Saved data entries:
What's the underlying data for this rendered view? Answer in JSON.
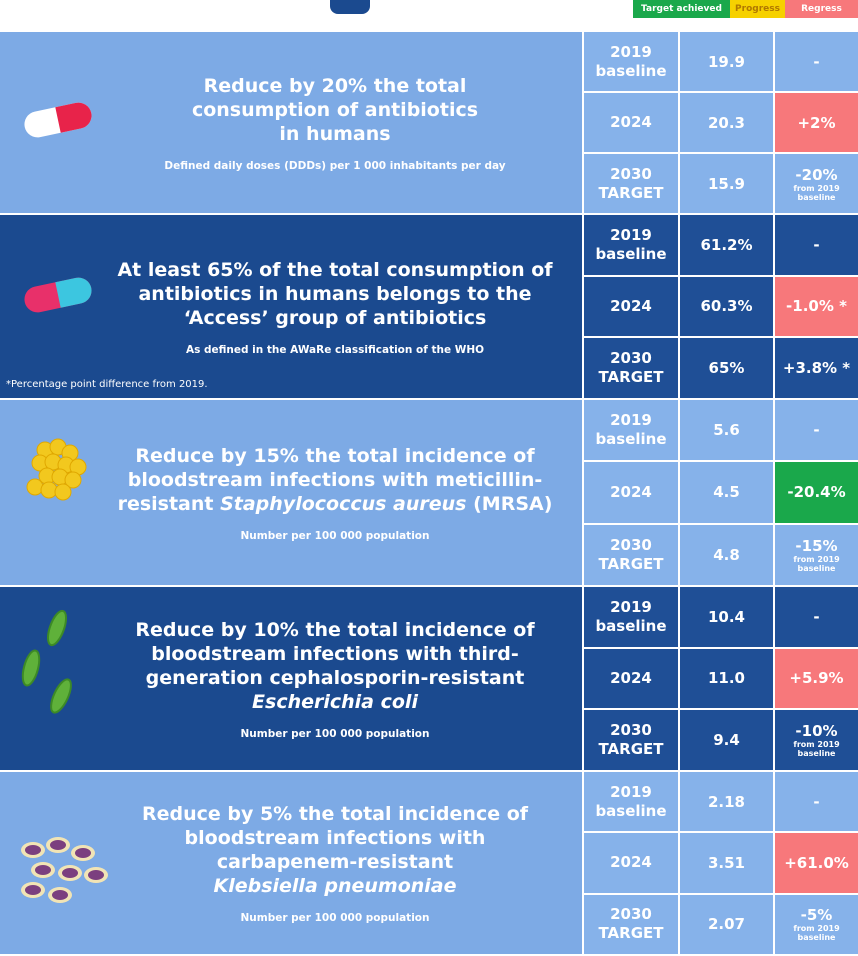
{
  "legend": [
    {
      "label": "Target achieved",
      "status": "achieved"
    },
    {
      "label": "Progress",
      "status": "progress"
    },
    {
      "label": "Regress",
      "status": "regress"
    }
  ],
  "sections": [
    {
      "theme": "light",
      "title_lines": [
        [
          {
            "text": "Reduce by 20% the total"
          }
        ],
        [
          {
            "text": "consumption of antibiotics"
          }
        ],
        [
          {
            "text": "in humans"
          }
        ]
      ],
      "subtitle": "Defined daily doses (DDDs) per 1 000 inhabitants per day",
      "rows": [
        {
          "year": "2019 baseline",
          "value": "19.9",
          "change": "-"
        },
        {
          "year": "2024",
          "value": "20.3",
          "change": "+2%",
          "status": "regress"
        },
        {
          "year": "2030 TARGET",
          "value": "15.9",
          "change": "-20%",
          "change_note": "from 2019 baseline"
        }
      ]
    },
    {
      "theme": "dark",
      "title_lines": [
        [
          {
            "text": "At least 65% of the total consumption of"
          }
        ],
        [
          {
            "text": "antibiotics in humans belongs to the"
          }
        ],
        [
          {
            "text": "‘Access’ group of antibiotics"
          }
        ]
      ],
      "subtitle": "As defined in the AWaRe classification of the WHO",
      "note": "*Percentage point difference from 2019.",
      "rows": [
        {
          "year": "2019 baseline",
          "value": "61.2%",
          "change": "-"
        },
        {
          "year": "2024",
          "value": "60.3%",
          "change": "-1.0% *",
          "status": "regress"
        },
        {
          "year": "2030 TARGET",
          "value": "65%",
          "change": "+3.8% *"
        }
      ]
    },
    {
      "theme": "light",
      "title_lines": [
        [
          {
            "text": "Reduce by 15% the total incidence of"
          }
        ],
        [
          {
            "text": "bloodstream infections with meticillin-"
          }
        ],
        [
          {
            "text": "resistant "
          },
          {
            "text": "Staphylococcus aureus",
            "italic": true
          },
          {
            "text": " (MRSA)"
          }
        ]
      ],
      "subtitle": "Number per 100 000 population",
      "rows": [
        {
          "year": "2019 baseline",
          "value": "5.6",
          "change": "-"
        },
        {
          "year": "2024",
          "value": "4.5",
          "change": "-20.4%",
          "status": "achieved"
        },
        {
          "year": "2030 TARGET",
          "value": "4.8",
          "change": "-15%",
          "change_note": "from 2019 baseline"
        }
      ]
    },
    {
      "theme": "dark",
      "title_lines": [
        [
          {
            "text": "Reduce by 10% the total incidence of"
          }
        ],
        [
          {
            "text": "bloodstream infections with third-"
          }
        ],
        [
          {
            "text": "generation cephalosporin-resistant"
          }
        ],
        [
          {
            "text": "Escherichia coli",
            "italic": true
          }
        ]
      ],
      "subtitle": "Number per 100 000 population",
      "rows": [
        {
          "year": "2019 baseline",
          "value": "10.4",
          "change": "-"
        },
        {
          "year": "2024",
          "value": "11.0",
          "change": "+5.9%",
          "status": "regress"
        },
        {
          "year": "2030 TARGET",
          "value": "9.4",
          "change": "-10%",
          "change_note": "from 2019 baseline"
        }
      ]
    },
    {
      "theme": "light",
      "title_lines": [
        [
          {
            "text": "Reduce by 5% the total incidence of"
          }
        ],
        [
          {
            "text": "bloodstream infections with"
          }
        ],
        [
          {
            "text": "carbapenem-resistant"
          }
        ],
        [
          {
            "text": "Klebsiella pneumoniae",
            "italic": true
          }
        ]
      ],
      "subtitle": "Number per 100 000 population",
      "rows": [
        {
          "year": "2019 baseline",
          "value": "2.18",
          "change": "-"
        },
        {
          "year": "2024",
          "value": "3.51",
          "change": "+61.0%",
          "status": "regress"
        },
        {
          "year": "2030 TARGET",
          "value": "2.07",
          "change": "-5%",
          "change_note": "from 2019 baseline"
        }
      ]
    }
  ]
}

SHORT EXERCISE:
Return from the data every line that holds "label".

TASK ANSWER:
      "label": "Target achieved",
      "label": "Progress",
      "label": "Regress",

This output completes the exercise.